» TASK STATEMENT
Return each entry exactly, omitting nothing.

» RECORDS PROVIDED
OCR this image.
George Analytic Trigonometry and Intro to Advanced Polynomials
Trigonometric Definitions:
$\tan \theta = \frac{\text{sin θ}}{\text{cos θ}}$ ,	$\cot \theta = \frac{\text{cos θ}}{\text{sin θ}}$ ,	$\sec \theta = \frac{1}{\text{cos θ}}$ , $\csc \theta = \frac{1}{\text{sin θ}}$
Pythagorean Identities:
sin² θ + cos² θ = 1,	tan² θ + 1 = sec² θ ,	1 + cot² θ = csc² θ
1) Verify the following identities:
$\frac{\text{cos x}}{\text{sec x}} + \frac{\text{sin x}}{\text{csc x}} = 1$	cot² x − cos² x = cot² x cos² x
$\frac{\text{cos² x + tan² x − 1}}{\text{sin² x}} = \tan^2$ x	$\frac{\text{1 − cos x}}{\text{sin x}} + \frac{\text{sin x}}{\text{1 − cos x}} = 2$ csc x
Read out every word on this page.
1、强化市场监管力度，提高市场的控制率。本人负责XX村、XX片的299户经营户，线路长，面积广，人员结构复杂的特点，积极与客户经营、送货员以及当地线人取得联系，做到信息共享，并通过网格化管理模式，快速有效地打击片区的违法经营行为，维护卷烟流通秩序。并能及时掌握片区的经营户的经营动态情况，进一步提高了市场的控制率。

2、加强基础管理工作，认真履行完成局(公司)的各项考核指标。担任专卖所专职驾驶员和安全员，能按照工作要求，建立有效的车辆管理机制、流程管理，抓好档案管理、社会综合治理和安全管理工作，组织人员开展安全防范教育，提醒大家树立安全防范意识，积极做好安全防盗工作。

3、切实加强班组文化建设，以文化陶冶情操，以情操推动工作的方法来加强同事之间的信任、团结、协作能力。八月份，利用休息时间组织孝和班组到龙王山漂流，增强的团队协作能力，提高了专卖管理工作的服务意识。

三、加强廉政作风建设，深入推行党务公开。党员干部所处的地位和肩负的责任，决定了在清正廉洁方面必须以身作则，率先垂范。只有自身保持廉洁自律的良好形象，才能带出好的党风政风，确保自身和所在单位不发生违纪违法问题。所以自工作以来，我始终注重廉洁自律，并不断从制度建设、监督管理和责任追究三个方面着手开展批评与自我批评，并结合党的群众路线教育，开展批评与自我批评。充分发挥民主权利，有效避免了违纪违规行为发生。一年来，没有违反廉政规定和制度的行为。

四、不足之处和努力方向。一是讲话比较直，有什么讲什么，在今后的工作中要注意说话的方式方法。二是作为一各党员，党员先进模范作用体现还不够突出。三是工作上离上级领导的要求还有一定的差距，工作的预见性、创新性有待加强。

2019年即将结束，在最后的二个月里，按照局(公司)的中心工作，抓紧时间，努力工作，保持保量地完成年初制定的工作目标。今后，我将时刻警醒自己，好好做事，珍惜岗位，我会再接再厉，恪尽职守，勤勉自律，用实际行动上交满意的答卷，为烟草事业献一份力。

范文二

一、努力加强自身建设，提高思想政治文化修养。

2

» CORRECT RESPONSE
OCR this image.
George Analytic Trigonometry and Intro to Advanced Polynomials
Trigonometric Definitions:
$\tan \theta = \frac{\text{sin θ}}{\text{cos θ}}$ ,	$\cot \theta = \frac{\text{cos θ}}{\text{sin θ}}$ ,	$\sec \theta = \frac{1}{\text{cos θ}}$ , $\csc \theta = \frac{1}{\text{sin θ}}$
Pythagorean Identities:
sin² θ + cos² θ = 1,	tan² θ + 1 = sec² θ ,	1 + cot² θ = csc² θ
1) Verify the following identities:
$\frac{\text{cos x}}{\text{sec x}} + \frac{\text{sin x}}{\text{csc x}} = 1$	cot² x − cos² x = cot² x cos² x
$\frac{\text{cos² x + tan² x − 1}}{\text{sin² x}} = \tan^2$ x	$\frac{\text{1 − cos x}}{\text{sin x}} + \frac{\text{sin x}}{\text{1 − cos x}} = 2$ csc x
Read out every word on this page.
1、强化市场监管力度，提高市场的控制率。本人负责XX村、XX片的299户经营户，线路长，面积广，人员结构复杂的特点，积极与客户经营、送货员以及当地线人取得联系，做到信息共享，并通过网格化管理模式，快速有效地打击片区的违法经营行为，维护卷烟流通秩序。并能及时掌握片区的经营户的经营动态情况，进一步提高了市场的控制率。

2、加强基础管理工作，认真履行完成局(公司)的各项考核指标。担任专卖所专职驾驶员和安全员，能按照工作要求，建立有效的车辆管理机制、流程管理，抓好档案管理、社会综合治理和安全管理工作，组织人员开展安全防范教育，提醒大家树立安全防范意识，积极做好安全防盗工作。

3、切实加强班组文化建设，以文化陶冶情操，以情操推动工作的方法来加强同事之间的信任、团结、协作能力。八月份，利用休息时间组织孝和班组到龙王山漂流，增强的团队协作能力，提高了专卖管理工作的服务意识。

三、加强廉政作风建设，深入推行党务公开。党员干部所处的地位和肩负的责任，决定了在清正廉洁方面必须以身作则，率先垂范。只有自身保持廉洁自律的良好形象，才能带出好的党风政风，确保自身和所在单位不发生违纪违法问题。所以自工作以来，我始终注重廉洁自律，并不断从制度建设、监督管理和责任追究三个方面着手开展批评与自我批评，并结合党的群众路线教育，开展批评与自我批评。充分发挥民主权利，有效避免了违纪违规行为发生。一年来，没有违反廉政规定和制度的行为。

四、不足之处和努力方向。一是讲话比较直，有什么讲什么，在今后的工作中要注意说话的方式方法。二是作为一各党员，党员先进模范作用体现还不够突出。三是工作上离上级领导的要求还有一定的差距，工作的预见性、创新性有待加强。

2019年即将结束，在最后的二个月里，按照局(公司)的中心工作，抓紧时间，努力工作，保持保量地完成年初制定的工作目标。今后，我将时刻警醒自己，好好做事，珍惜岗位，我会再接再厉，恪尽职守，勤勉自律，用实际行动上交满意的答卷，为烟草事业献一份力。

范文二

一、努力加强自身建设，提高思想政治文化修养。

2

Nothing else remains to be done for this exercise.